* [PROBLEM]
Restate the entire listing word for word.

* [TASK INPUTS]
=======
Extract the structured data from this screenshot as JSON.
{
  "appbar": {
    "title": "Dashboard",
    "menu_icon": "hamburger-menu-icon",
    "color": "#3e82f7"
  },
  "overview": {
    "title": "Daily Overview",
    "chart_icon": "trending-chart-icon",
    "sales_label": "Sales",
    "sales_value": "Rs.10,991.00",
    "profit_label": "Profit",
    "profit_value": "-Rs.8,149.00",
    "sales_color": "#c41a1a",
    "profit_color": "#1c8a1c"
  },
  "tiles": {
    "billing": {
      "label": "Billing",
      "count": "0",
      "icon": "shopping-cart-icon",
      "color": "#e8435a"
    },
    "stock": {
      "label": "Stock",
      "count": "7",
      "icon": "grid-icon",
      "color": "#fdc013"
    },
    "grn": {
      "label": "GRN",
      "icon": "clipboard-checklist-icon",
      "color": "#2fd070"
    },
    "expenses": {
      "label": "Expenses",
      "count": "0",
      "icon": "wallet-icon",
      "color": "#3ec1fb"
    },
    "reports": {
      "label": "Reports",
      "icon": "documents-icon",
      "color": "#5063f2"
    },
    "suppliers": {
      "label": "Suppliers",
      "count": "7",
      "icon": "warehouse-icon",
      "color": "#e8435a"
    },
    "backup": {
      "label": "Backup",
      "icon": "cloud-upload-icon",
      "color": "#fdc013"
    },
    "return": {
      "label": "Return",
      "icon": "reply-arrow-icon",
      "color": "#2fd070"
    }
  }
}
=======
* [FINAL RESULT]
Extract the structured data from this screenshot as JSON.
{
  "appbar": {
    "title": "Dashboard",
    "menu_icon": "hamburger-menu-icon",
    "color": "#3e82f7"
  },
  "overview": {
    "title": "Daily Overview",
    "chart_icon": "trending-chart-icon",
    "sales_label": "Sales",
    "sales_value": "Rs.10,991.00",
    "profit_label": "Profit",
    "profit_value": "-Rs.8,149.00",
    "sales_color": "#c41a1a",
    "profit_color": "#1c8a1c"
  },
  "tiles": {
    "billing": {
      "label": "Billing",
      "count": "0",
      "icon": "shopping-cart-icon",
      "color": "#e8435a"
    },
    "stock": {
      "label": "Stock",
      "count": "7",
      "icon": "grid-icon",
      "color": "#fdc013"
    },
    "grn": {
      "label": "GRN",
      "icon": "clipboard-checklist-icon",
      "color": "#2fd070"
    },
    "expenses": {
      "label": "Expenses",
      "count": "0",
      "icon": "wallet-icon",
      "color": "#3ec1fb"
    },
    "reports": {
      "label": "Reports",
      "icon": "documents-icon",
      "color": "#5063f2"
    },
    "suppliers": {
      "label": "Suppliers",
      "count": "7",
      "icon": "warehouse-icon",
      "color": "#e8435a"
    },
    "backup": {
      "label": "Backup",
      "icon": "cloud-upload-icon",
      "color": "#fdc013"
    },
    "return": {
      "label": "Return",
      "icon": "reply-arrow-icon",
      "color": "#2fd070"
    }
  }
}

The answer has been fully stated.